(Collected data)
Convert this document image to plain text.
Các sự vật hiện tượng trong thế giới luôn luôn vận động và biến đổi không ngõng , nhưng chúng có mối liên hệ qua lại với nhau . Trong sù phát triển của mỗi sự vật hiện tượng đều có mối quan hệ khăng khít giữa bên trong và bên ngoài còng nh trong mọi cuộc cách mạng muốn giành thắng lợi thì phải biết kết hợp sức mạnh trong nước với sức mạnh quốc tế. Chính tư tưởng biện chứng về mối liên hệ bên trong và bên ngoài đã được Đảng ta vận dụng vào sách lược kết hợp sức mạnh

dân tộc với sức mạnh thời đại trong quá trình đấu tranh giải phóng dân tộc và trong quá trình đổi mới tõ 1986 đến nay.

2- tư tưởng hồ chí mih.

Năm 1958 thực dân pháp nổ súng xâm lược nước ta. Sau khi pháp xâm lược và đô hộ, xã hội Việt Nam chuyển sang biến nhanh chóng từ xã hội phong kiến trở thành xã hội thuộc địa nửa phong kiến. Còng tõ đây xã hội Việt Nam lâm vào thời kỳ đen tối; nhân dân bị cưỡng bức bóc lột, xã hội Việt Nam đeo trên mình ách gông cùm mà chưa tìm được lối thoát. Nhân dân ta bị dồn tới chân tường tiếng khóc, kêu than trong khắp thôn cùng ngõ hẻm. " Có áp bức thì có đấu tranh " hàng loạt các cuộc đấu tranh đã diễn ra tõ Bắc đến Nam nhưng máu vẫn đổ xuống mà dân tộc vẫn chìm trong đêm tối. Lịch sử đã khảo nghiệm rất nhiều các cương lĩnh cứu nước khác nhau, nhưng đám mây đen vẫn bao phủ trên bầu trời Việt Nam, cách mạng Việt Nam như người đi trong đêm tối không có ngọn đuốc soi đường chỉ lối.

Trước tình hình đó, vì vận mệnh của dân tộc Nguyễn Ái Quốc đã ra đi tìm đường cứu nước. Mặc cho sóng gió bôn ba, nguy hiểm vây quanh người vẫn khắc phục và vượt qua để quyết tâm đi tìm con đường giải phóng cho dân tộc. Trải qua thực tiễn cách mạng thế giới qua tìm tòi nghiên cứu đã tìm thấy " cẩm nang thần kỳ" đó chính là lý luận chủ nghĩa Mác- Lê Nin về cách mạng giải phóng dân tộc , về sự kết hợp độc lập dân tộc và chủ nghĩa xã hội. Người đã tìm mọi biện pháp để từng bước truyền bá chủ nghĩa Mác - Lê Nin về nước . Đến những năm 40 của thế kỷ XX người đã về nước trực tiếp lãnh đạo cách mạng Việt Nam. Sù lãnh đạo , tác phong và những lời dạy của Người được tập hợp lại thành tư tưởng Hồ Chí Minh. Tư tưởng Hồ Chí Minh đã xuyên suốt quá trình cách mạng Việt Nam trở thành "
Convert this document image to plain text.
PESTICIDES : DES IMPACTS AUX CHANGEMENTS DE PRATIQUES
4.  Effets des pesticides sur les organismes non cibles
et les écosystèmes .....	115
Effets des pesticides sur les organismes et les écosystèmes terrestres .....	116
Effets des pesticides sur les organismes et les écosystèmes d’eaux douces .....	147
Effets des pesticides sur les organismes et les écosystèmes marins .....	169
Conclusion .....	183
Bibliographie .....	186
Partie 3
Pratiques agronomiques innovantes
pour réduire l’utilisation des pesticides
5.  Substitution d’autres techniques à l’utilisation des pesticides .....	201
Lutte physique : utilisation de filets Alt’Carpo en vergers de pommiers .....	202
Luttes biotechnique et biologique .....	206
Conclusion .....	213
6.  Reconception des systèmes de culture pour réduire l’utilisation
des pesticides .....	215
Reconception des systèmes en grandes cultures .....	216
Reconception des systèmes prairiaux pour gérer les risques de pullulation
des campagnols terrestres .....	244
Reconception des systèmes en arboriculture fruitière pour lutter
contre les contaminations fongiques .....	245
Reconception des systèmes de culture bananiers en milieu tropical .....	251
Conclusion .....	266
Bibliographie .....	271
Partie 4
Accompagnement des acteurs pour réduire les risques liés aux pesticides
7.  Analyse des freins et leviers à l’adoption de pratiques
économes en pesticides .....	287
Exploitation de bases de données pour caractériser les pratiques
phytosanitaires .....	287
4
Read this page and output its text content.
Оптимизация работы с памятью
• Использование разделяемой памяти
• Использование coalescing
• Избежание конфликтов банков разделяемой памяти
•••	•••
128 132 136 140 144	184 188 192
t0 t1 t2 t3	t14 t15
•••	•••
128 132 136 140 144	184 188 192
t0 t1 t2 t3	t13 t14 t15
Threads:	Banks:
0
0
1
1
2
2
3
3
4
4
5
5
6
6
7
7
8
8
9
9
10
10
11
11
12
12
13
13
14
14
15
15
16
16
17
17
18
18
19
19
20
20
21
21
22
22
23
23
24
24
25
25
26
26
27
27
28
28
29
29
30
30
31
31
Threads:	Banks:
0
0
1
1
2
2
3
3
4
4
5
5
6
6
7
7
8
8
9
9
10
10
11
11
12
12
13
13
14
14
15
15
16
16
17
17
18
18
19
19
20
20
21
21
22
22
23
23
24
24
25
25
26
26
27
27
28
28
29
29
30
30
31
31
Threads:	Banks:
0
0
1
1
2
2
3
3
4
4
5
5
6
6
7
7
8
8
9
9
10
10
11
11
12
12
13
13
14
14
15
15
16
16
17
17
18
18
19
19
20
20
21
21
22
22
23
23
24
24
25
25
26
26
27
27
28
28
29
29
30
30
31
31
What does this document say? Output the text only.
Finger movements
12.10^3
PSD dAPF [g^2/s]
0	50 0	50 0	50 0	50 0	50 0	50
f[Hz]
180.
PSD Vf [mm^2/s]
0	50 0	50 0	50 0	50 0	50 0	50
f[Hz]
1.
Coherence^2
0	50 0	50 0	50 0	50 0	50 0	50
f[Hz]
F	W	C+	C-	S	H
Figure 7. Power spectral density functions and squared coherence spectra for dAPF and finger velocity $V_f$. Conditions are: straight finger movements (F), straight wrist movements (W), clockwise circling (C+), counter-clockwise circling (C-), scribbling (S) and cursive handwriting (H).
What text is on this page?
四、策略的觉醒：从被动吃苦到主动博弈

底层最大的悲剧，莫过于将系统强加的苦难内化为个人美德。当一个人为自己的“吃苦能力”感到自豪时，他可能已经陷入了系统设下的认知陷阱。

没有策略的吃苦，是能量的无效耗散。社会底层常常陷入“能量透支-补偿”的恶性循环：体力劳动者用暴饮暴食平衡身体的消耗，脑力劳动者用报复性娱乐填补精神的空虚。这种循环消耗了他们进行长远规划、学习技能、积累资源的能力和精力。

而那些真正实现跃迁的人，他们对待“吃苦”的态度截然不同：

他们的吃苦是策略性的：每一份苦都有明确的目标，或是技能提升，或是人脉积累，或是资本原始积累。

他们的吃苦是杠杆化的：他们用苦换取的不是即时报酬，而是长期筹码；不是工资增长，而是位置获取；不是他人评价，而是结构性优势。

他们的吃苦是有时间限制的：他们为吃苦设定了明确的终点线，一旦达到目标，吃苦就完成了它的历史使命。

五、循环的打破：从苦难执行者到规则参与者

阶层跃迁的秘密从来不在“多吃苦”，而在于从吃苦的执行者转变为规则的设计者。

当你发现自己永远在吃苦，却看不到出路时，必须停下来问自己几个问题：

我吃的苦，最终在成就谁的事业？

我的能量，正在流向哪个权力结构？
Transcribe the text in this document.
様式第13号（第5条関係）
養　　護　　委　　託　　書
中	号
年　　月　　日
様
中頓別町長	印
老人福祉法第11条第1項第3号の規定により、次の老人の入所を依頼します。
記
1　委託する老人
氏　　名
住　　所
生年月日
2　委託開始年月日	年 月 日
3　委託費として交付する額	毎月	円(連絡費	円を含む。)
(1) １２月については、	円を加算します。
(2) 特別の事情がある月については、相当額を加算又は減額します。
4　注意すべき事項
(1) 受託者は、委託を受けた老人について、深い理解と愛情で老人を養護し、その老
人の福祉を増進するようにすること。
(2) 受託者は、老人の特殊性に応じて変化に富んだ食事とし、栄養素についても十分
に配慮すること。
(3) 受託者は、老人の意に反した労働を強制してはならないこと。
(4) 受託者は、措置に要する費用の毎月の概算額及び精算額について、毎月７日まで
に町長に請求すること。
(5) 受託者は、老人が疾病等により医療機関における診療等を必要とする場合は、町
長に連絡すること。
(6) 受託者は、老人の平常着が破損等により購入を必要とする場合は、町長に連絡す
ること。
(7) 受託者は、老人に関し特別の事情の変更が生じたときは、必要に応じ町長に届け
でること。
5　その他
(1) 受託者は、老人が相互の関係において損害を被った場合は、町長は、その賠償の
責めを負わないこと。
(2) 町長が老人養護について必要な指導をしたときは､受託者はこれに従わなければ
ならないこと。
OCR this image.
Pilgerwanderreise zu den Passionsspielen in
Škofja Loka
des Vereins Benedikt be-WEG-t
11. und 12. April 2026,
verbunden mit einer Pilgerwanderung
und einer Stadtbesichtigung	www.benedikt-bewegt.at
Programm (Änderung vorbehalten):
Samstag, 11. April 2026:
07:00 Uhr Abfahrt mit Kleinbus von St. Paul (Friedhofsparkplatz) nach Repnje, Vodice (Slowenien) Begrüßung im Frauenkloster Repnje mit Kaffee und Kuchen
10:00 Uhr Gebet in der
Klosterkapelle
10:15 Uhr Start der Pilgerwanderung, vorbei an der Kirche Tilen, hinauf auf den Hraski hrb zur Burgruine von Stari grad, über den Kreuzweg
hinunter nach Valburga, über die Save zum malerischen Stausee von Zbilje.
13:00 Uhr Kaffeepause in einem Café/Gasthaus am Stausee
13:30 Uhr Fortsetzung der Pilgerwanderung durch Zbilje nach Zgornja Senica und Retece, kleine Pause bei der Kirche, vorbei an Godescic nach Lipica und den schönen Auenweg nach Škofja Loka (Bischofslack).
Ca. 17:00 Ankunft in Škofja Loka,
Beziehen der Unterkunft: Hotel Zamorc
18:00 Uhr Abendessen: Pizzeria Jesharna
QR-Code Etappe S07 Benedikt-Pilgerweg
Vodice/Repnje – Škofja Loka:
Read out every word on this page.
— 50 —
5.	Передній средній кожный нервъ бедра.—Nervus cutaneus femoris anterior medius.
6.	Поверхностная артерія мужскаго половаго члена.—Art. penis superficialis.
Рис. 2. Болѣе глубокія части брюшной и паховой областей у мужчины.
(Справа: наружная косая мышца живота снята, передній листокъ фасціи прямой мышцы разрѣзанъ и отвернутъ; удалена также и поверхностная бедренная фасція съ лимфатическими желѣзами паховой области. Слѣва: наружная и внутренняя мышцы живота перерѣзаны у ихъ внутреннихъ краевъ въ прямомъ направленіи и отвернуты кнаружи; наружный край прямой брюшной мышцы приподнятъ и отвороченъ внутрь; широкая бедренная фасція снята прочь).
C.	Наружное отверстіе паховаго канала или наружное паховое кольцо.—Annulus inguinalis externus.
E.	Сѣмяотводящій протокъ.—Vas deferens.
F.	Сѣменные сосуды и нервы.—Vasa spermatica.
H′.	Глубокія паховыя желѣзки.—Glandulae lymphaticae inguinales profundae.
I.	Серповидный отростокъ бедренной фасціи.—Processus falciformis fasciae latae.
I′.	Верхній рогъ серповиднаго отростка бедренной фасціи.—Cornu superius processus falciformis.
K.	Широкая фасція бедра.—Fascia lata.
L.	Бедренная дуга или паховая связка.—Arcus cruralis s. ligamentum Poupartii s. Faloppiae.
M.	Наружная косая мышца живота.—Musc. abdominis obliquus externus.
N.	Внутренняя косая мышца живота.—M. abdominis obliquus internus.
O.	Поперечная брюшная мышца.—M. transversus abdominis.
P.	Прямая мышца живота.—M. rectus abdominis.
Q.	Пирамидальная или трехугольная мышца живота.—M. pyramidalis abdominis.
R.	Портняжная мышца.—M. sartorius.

> REQUIRED WORK: Indicate how many lines of the material contain the string "nach", giving the number and nothing more.

> TASK ANSWER: 3